── Data for the task
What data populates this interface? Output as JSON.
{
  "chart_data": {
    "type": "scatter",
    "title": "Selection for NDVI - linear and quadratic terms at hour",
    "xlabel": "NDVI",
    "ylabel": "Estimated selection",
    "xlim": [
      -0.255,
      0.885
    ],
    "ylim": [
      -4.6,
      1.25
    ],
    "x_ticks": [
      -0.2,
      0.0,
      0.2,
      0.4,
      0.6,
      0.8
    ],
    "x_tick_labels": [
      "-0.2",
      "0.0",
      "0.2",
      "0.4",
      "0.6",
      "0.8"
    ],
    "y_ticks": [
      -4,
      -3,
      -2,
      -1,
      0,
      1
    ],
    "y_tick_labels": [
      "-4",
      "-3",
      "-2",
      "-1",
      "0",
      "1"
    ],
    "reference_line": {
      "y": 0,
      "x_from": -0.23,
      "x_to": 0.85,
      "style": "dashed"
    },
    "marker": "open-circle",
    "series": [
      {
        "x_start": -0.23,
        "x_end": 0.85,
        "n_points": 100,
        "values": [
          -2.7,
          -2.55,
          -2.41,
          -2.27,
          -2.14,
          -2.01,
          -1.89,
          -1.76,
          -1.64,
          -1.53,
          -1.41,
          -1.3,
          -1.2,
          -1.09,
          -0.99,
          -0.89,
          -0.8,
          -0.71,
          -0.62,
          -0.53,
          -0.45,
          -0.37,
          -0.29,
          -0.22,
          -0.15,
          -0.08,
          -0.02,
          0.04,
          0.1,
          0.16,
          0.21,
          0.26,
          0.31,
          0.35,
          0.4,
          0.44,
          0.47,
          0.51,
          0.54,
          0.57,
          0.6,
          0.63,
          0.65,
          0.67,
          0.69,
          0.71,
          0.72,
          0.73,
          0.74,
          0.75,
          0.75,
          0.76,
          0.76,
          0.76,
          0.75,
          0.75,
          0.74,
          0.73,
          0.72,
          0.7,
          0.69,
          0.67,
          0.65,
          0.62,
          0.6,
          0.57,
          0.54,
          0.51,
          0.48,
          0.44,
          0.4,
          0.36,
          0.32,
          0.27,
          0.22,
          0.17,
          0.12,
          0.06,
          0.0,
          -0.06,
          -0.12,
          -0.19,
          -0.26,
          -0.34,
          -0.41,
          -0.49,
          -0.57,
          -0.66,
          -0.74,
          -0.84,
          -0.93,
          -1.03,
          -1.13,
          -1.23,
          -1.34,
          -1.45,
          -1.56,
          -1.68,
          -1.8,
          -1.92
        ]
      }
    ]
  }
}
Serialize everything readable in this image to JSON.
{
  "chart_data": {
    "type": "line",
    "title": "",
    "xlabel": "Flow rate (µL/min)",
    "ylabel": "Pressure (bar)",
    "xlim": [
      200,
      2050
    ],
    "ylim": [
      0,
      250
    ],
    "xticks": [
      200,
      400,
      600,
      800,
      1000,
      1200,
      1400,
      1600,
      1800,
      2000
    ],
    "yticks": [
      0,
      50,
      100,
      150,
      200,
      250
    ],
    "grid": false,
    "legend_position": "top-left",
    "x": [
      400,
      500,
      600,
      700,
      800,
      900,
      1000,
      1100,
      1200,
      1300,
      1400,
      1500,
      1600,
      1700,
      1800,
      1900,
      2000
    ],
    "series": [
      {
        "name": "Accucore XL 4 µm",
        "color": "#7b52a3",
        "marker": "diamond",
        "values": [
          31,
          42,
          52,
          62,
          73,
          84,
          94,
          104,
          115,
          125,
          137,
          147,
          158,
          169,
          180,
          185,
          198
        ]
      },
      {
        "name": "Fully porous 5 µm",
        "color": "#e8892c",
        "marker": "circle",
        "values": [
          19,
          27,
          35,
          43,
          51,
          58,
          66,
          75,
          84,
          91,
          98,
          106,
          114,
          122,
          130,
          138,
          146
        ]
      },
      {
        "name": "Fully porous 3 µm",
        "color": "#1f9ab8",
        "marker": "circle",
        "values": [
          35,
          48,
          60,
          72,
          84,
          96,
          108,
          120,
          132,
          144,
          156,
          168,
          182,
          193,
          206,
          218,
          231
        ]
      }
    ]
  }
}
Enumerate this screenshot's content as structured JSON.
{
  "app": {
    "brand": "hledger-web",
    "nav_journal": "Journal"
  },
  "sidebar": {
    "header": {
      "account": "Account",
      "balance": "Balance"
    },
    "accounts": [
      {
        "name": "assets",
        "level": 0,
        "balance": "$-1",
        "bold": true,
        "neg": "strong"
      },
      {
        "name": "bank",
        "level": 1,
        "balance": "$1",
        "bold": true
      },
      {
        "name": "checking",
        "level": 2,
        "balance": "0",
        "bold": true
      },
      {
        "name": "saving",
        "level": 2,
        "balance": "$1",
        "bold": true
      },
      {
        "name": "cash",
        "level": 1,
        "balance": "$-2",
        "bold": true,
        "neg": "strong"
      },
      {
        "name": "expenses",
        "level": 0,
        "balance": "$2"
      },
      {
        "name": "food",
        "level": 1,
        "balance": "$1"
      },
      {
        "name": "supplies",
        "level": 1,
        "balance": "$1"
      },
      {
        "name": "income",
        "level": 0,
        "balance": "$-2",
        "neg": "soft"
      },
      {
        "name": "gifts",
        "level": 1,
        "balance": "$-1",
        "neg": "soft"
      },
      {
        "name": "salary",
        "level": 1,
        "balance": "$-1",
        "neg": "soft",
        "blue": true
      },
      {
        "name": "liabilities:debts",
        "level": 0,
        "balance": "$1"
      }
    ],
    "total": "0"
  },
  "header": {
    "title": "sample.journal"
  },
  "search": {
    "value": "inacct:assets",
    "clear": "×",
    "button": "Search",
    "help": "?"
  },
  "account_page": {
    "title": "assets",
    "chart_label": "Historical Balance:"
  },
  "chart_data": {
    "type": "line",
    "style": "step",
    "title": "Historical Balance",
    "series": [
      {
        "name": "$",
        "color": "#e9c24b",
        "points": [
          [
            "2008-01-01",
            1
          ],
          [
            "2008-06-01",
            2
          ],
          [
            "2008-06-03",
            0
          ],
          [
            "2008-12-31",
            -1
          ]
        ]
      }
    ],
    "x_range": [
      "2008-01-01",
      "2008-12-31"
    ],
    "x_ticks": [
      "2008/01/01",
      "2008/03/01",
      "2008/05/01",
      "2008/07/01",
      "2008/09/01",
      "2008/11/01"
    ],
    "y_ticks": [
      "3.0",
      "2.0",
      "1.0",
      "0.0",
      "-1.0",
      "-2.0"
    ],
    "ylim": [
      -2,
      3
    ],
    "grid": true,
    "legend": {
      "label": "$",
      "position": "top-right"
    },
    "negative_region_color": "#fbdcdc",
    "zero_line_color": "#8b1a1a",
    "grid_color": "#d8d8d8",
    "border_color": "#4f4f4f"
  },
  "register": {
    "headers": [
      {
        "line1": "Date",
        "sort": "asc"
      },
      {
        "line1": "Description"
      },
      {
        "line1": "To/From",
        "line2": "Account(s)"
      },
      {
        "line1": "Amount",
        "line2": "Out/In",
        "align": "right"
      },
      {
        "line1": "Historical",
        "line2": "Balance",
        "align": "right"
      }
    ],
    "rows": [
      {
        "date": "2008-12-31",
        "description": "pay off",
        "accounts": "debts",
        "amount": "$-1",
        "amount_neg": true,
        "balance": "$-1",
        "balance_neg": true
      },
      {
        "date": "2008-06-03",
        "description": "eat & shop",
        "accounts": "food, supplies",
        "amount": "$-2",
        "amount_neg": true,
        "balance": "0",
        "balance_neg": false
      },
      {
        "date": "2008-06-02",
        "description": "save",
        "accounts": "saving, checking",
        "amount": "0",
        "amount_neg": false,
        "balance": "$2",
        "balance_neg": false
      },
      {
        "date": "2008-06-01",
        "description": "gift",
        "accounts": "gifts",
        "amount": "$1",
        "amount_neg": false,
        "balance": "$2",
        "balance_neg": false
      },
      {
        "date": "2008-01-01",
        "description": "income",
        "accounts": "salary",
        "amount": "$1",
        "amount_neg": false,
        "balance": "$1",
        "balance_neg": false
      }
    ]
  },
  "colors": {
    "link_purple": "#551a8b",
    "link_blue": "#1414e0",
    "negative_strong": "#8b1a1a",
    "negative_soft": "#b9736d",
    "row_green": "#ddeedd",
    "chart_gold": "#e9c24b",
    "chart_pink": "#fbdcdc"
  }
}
────
What the task asks:
Filter the records above for lines containing the word "marker", and copy those lines.

Result of this task:
    "marker": "open-circle",
        "marker": "diamond",
        "marker": "circle",
        "marker": "circle",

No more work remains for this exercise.